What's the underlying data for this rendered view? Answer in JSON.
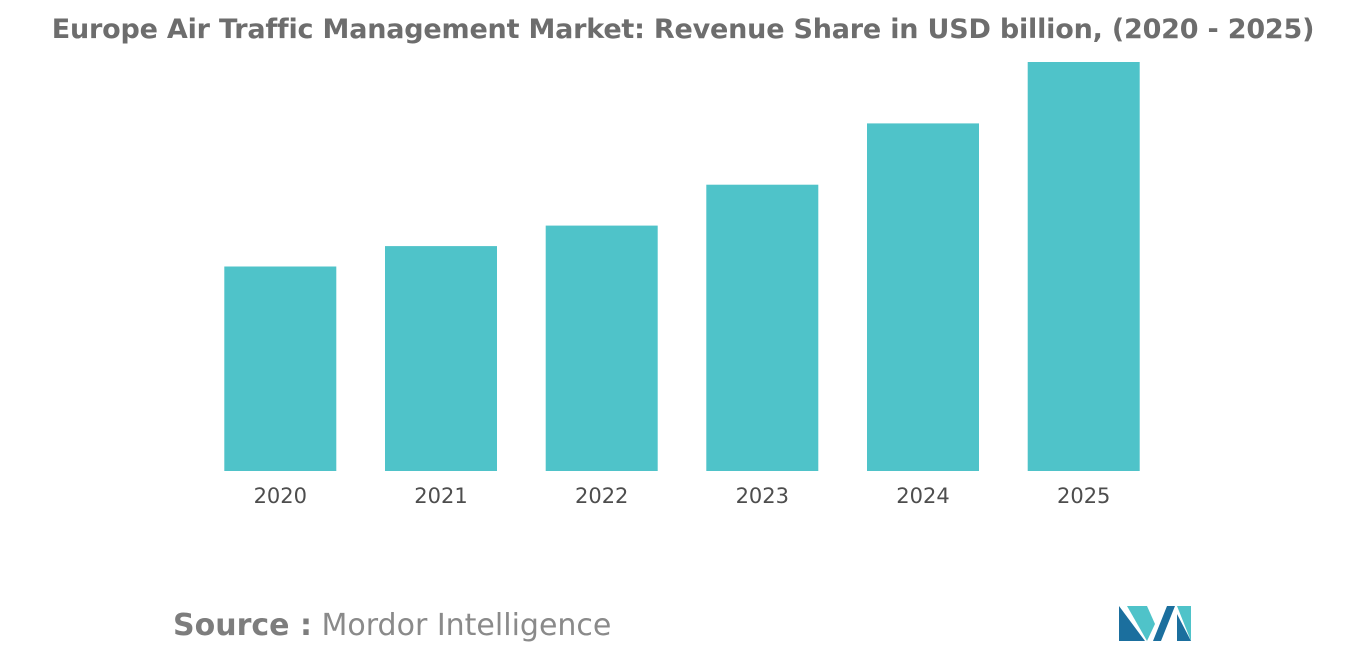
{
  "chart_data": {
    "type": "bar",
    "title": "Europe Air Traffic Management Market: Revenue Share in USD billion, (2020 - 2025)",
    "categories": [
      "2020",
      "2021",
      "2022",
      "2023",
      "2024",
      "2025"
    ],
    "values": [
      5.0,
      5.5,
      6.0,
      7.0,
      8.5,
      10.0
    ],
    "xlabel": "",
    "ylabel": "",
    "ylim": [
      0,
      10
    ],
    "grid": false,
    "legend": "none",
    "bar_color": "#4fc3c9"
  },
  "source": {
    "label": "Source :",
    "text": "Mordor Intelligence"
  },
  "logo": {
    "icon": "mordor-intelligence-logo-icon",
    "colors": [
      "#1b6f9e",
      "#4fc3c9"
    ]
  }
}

────────

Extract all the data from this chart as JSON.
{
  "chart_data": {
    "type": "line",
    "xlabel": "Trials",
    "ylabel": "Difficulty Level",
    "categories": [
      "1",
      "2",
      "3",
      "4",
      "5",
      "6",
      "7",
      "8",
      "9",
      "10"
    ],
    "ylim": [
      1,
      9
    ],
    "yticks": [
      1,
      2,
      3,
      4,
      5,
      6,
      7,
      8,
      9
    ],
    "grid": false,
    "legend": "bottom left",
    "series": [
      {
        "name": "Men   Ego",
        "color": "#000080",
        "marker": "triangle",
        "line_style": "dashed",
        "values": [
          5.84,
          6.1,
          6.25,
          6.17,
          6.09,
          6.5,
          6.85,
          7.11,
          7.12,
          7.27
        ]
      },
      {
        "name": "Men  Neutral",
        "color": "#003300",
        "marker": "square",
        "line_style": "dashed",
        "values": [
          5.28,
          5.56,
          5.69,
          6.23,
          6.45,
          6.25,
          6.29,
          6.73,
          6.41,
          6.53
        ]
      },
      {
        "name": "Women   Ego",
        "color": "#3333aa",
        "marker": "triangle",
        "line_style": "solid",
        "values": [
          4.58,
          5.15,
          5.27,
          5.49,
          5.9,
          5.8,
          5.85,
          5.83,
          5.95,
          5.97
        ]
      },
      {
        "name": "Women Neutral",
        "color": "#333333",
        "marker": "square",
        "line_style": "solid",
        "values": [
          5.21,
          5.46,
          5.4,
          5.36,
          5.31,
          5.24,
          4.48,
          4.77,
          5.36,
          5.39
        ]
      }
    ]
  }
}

────────

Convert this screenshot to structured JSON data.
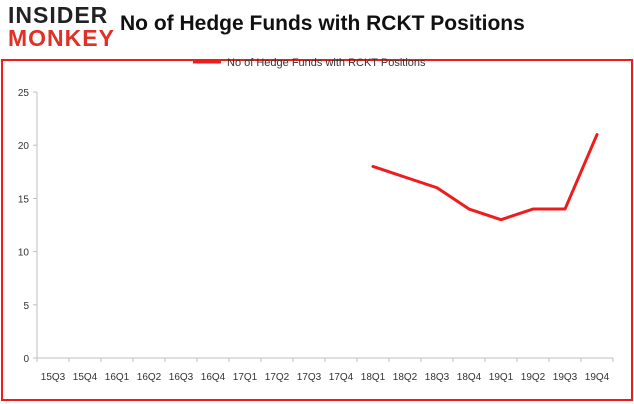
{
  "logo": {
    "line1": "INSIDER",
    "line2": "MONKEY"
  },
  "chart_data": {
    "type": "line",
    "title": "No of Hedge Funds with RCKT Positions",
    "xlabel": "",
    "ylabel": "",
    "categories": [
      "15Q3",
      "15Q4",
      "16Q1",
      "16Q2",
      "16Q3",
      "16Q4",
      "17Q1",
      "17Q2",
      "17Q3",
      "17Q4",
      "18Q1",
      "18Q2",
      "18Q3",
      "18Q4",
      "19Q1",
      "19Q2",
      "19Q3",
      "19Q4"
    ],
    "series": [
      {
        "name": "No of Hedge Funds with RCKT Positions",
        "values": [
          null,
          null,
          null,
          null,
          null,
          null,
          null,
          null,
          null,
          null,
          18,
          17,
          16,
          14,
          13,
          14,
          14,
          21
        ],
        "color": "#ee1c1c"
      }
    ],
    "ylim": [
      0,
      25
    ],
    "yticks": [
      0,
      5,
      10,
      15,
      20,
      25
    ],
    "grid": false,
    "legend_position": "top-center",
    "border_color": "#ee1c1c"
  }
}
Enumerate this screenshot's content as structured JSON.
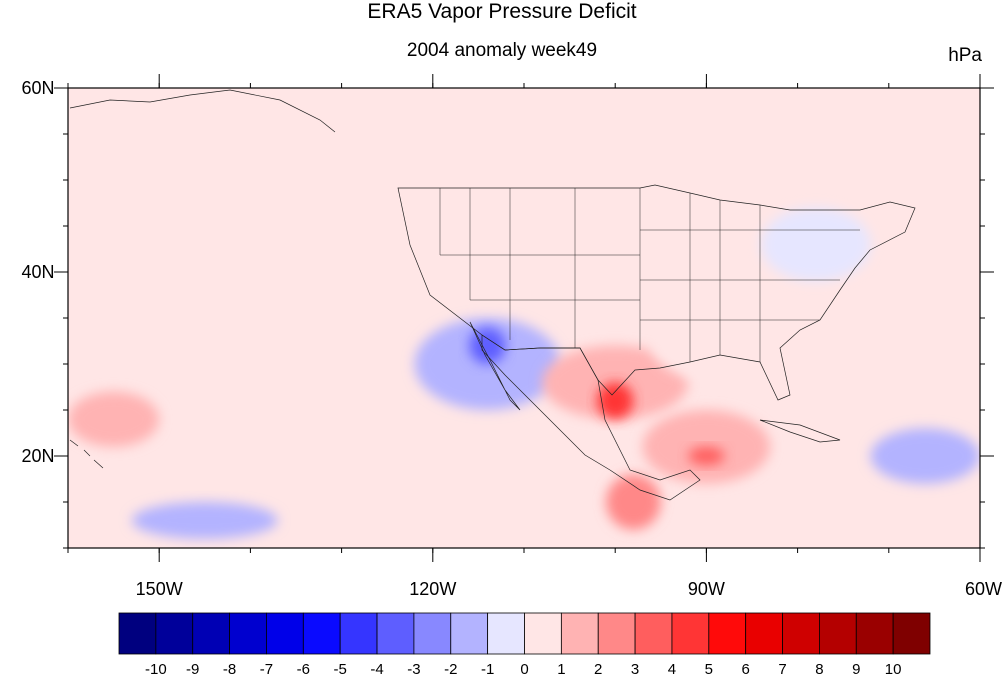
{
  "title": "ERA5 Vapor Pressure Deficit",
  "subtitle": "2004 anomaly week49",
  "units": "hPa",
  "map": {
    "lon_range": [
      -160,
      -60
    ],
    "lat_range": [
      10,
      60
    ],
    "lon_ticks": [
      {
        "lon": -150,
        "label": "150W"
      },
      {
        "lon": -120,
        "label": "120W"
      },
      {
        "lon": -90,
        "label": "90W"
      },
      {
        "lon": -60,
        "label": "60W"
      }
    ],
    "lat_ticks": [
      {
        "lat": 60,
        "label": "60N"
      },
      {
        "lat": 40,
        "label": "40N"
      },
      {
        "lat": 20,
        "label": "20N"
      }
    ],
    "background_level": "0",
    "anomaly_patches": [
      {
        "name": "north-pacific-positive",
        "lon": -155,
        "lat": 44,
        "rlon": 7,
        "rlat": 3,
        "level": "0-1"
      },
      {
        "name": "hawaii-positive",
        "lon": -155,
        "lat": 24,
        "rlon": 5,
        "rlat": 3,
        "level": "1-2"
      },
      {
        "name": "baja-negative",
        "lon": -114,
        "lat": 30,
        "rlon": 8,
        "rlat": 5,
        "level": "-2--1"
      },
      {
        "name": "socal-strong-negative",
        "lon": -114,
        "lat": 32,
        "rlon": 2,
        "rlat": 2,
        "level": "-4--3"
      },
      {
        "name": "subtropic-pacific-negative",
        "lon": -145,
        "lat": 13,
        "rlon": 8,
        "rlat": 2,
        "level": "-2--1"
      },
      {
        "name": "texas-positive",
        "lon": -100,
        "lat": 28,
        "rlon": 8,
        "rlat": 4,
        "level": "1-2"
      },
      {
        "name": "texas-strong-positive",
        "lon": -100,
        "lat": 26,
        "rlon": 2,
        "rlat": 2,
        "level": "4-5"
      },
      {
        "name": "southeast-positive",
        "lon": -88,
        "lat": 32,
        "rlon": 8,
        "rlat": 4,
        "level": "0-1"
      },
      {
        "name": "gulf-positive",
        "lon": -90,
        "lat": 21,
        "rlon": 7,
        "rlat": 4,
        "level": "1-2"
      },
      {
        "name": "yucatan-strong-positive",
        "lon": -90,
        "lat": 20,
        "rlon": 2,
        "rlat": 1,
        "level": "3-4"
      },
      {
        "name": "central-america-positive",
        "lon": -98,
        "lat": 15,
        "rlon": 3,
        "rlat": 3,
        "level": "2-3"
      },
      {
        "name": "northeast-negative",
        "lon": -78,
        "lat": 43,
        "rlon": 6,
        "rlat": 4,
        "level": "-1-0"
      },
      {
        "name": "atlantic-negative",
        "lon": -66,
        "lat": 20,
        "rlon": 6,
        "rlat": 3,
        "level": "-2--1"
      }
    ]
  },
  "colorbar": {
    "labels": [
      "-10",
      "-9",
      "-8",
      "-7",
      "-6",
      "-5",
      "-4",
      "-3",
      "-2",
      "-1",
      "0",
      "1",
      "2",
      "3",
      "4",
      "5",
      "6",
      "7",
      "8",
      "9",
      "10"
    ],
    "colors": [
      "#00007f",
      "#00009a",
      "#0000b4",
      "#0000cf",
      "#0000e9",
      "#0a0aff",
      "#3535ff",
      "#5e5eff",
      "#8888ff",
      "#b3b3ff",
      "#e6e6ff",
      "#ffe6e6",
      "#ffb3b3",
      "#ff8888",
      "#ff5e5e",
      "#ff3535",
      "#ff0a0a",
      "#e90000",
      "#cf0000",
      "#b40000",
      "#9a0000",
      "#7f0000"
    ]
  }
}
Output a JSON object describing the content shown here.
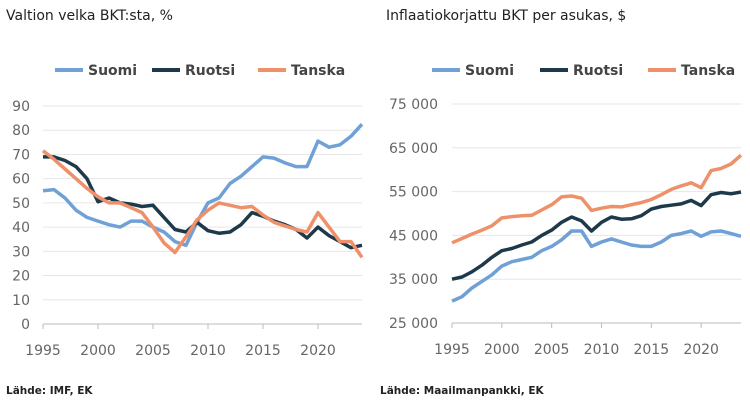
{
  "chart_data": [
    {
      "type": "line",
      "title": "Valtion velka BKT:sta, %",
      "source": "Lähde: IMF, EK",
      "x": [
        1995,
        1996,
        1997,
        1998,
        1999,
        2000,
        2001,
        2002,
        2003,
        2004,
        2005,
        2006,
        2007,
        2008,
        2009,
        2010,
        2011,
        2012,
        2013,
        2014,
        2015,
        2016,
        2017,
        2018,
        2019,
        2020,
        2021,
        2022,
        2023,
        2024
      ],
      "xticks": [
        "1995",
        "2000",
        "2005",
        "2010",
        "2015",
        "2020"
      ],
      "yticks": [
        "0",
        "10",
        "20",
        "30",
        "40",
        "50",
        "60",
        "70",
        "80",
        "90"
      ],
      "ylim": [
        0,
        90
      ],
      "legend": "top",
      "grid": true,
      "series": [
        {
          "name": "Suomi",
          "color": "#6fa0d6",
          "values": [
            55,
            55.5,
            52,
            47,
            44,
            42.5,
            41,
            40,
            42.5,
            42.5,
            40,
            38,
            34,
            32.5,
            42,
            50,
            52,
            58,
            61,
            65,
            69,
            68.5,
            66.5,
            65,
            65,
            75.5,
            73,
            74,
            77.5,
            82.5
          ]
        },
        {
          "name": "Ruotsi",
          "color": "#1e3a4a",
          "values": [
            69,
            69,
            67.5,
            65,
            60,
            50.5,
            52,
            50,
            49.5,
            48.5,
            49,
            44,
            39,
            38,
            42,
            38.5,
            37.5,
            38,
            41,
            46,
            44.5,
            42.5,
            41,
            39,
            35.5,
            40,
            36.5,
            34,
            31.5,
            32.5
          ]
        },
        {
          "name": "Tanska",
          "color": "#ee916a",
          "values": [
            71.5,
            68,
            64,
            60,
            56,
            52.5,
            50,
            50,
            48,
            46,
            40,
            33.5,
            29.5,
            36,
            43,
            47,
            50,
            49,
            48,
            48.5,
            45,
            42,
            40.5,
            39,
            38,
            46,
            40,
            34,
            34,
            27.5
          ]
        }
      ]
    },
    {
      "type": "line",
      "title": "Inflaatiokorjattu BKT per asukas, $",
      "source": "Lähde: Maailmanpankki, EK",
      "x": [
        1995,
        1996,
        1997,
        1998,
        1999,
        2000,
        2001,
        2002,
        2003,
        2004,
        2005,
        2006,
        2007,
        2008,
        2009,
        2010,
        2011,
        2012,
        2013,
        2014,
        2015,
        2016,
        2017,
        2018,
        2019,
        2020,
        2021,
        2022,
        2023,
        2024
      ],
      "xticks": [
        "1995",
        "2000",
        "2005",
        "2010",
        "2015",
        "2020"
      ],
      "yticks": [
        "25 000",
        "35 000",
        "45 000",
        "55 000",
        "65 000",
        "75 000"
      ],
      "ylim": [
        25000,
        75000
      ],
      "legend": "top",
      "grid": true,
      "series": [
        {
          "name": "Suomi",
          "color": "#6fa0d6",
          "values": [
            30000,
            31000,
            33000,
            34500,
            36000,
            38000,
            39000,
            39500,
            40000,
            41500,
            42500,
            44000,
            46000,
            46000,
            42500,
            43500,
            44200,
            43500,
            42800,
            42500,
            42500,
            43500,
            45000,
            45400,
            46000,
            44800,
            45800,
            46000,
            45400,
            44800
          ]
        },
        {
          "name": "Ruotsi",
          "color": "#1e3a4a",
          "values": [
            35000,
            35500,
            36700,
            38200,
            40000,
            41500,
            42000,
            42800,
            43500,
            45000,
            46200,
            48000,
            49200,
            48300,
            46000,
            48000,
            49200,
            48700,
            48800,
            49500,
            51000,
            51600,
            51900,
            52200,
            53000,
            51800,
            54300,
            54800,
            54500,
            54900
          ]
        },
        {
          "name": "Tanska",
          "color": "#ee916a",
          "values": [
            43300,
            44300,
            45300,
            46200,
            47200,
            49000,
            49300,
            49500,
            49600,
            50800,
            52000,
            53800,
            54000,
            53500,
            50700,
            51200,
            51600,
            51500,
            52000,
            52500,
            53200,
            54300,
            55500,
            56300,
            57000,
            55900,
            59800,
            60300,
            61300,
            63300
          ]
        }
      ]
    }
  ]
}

────────

WRITTEN INSTRUCTION: Show every line from the listing above in which the string "Funds" appears.

REPLY TO THE TASK:
    "title": "No of Hedge Funds with RCKT Positions",
        "name": "No of Hedge Funds with RCKT Positions",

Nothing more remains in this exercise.